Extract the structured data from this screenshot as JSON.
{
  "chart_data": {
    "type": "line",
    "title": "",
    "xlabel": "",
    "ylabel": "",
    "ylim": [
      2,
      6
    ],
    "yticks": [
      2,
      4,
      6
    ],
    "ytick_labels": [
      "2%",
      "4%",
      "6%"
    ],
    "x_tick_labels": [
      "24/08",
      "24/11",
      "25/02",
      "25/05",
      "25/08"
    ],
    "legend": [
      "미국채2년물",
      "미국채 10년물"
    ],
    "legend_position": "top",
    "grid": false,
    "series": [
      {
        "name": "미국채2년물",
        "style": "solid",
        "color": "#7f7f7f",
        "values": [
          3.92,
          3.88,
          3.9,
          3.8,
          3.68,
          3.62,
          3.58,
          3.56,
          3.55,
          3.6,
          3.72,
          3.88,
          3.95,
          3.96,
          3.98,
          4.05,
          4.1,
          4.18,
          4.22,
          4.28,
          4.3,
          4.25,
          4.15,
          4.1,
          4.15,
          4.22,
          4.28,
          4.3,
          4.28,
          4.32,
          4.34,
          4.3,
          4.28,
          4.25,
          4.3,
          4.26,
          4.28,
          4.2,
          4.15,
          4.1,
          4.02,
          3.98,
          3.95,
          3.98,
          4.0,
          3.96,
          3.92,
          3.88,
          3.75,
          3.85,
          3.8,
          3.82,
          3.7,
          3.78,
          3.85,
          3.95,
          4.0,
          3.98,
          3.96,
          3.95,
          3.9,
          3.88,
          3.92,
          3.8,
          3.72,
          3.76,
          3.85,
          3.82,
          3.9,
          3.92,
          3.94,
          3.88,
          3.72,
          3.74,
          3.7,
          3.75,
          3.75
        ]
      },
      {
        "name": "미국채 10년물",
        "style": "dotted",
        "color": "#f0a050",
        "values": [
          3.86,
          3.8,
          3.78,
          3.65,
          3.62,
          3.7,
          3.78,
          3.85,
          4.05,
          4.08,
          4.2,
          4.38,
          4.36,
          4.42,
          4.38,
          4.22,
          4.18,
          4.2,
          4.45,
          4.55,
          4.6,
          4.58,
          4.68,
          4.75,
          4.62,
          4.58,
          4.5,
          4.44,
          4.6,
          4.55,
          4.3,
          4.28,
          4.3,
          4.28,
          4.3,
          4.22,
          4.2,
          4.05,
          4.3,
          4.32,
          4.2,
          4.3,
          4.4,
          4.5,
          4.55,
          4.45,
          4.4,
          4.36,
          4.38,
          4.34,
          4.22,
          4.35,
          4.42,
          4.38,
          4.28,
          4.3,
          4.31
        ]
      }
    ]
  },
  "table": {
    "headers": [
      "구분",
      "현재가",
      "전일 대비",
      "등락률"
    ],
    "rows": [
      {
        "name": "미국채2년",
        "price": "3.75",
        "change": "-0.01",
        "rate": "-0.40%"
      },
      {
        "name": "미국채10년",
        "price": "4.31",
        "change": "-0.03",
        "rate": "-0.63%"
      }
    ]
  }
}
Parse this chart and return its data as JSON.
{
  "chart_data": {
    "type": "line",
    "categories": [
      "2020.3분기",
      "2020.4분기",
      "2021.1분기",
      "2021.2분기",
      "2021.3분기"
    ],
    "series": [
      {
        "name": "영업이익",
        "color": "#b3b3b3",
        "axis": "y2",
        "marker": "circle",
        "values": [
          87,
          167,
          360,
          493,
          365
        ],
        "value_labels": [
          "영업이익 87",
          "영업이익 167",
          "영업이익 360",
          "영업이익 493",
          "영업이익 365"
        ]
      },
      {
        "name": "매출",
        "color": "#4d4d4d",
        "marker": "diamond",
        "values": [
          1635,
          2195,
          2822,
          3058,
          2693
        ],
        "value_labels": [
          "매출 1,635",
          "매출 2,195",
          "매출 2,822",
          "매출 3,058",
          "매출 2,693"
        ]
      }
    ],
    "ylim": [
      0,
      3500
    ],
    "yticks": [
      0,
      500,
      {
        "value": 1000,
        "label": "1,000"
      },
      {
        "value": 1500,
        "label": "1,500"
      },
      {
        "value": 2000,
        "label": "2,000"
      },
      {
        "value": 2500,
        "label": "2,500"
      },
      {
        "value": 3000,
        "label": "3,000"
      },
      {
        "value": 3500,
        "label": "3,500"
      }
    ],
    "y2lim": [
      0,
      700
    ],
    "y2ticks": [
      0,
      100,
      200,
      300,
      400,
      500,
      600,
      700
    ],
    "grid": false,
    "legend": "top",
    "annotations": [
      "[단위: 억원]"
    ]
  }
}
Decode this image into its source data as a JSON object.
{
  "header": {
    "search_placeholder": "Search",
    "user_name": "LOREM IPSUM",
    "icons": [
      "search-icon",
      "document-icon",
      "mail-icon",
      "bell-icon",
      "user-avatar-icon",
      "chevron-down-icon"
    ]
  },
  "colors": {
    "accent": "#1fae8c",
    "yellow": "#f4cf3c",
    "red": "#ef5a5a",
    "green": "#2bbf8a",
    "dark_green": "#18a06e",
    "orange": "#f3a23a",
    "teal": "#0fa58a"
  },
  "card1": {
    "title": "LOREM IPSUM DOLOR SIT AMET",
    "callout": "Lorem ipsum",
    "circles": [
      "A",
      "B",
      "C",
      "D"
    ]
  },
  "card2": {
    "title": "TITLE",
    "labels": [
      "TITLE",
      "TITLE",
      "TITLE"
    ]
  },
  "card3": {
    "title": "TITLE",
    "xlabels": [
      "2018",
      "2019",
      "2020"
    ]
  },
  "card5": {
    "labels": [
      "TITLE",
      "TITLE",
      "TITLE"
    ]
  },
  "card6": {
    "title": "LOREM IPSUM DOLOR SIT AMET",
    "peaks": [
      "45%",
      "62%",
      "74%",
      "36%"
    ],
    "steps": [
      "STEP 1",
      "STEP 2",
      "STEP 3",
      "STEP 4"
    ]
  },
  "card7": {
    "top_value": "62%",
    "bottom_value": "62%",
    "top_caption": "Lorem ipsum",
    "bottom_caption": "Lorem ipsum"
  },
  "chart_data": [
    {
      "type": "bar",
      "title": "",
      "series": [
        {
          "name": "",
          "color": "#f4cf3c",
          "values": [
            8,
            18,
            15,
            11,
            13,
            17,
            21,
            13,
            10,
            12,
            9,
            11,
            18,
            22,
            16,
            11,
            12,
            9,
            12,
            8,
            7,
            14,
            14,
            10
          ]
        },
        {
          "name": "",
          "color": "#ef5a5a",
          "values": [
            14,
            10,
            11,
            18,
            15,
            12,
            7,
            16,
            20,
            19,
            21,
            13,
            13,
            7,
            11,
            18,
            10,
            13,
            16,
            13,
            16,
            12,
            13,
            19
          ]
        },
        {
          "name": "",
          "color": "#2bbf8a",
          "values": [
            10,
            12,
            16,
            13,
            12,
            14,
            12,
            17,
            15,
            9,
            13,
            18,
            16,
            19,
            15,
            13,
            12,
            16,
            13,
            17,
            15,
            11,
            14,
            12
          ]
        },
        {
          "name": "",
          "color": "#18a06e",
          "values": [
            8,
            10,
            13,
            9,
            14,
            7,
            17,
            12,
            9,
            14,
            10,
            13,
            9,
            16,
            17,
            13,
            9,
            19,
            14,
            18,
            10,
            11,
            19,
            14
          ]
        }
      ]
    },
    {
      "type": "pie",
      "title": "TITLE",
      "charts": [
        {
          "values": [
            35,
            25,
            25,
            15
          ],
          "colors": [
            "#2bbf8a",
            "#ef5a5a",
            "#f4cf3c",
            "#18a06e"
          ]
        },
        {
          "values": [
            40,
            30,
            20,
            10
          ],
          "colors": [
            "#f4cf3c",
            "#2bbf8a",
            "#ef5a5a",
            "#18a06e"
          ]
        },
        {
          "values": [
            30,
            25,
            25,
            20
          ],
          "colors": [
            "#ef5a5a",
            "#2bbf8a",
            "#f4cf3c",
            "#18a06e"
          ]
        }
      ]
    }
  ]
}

————————

=== PROBLEM DETAILS ===
Write out every line of the entries that holds the word "this".

=== TASK ANSWER ===
Extract the structured data from this screenshot as JSON.
Parse this chart and return its data as JSON.
Decode this image into its source data as a JSON object.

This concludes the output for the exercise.